## DESCRIPTION OF THE TASK:
Every line containing the word "name" needs to be found and copied.
◇ ◇ ◇ ◇ ◇
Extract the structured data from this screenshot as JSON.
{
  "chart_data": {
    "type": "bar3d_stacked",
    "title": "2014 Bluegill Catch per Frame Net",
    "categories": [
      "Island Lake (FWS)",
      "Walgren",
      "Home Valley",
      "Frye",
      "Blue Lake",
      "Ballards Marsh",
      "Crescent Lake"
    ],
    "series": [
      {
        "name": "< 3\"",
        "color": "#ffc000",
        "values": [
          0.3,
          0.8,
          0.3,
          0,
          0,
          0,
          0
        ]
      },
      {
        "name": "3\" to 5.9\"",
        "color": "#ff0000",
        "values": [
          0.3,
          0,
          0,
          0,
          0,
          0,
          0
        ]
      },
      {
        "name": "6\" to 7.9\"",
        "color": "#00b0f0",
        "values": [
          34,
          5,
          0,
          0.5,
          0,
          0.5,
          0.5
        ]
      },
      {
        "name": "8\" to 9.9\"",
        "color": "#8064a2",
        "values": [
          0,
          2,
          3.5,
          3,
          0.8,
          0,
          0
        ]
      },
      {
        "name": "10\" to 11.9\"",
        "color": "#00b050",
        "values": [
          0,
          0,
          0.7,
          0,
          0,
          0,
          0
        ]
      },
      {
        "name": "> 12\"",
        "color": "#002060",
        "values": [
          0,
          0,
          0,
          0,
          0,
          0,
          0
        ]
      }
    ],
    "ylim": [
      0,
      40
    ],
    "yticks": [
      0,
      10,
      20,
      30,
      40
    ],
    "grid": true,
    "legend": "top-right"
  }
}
◇ ◇ ◇ ◇ ◇
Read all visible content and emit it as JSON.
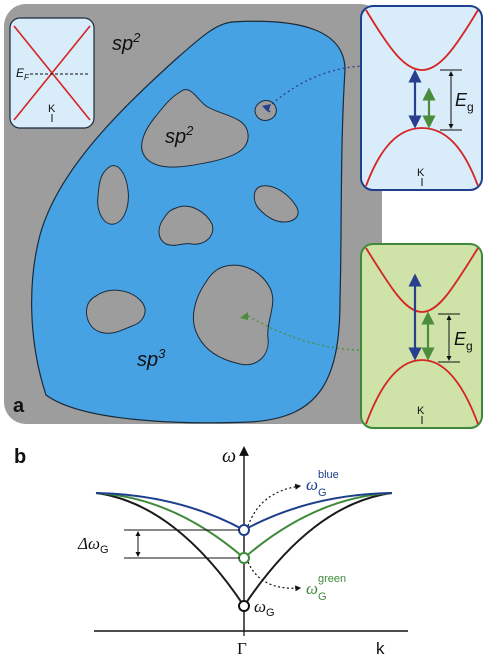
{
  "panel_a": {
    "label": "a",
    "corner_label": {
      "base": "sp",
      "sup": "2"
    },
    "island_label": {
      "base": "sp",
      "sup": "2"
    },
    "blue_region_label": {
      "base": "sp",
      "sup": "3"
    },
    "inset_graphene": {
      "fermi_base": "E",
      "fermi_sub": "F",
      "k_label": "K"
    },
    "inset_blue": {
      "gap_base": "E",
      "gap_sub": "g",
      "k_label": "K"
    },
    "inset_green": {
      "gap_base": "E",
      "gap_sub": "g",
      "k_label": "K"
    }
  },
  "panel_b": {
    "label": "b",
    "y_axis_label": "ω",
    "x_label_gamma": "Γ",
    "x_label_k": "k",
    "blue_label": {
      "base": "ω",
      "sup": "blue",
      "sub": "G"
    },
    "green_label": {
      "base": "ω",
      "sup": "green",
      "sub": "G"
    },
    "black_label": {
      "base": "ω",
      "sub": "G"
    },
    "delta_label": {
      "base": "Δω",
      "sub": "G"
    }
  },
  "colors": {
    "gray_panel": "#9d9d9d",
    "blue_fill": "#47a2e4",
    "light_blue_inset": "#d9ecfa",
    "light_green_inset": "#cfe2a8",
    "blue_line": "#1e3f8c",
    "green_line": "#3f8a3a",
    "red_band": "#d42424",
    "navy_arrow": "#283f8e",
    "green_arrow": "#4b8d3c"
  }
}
◇ ◇ ◇ ◇ ◇
## WRITTEN SOLUTION:
        "name": "< 3\"",
        "name": "3\" to 5.9\"",
        "name": "6\" to 7.9\"",
        "name": "8\" to 9.9\"",
        "name": "10\" to 11.9\"",
        "name": "> 12\"",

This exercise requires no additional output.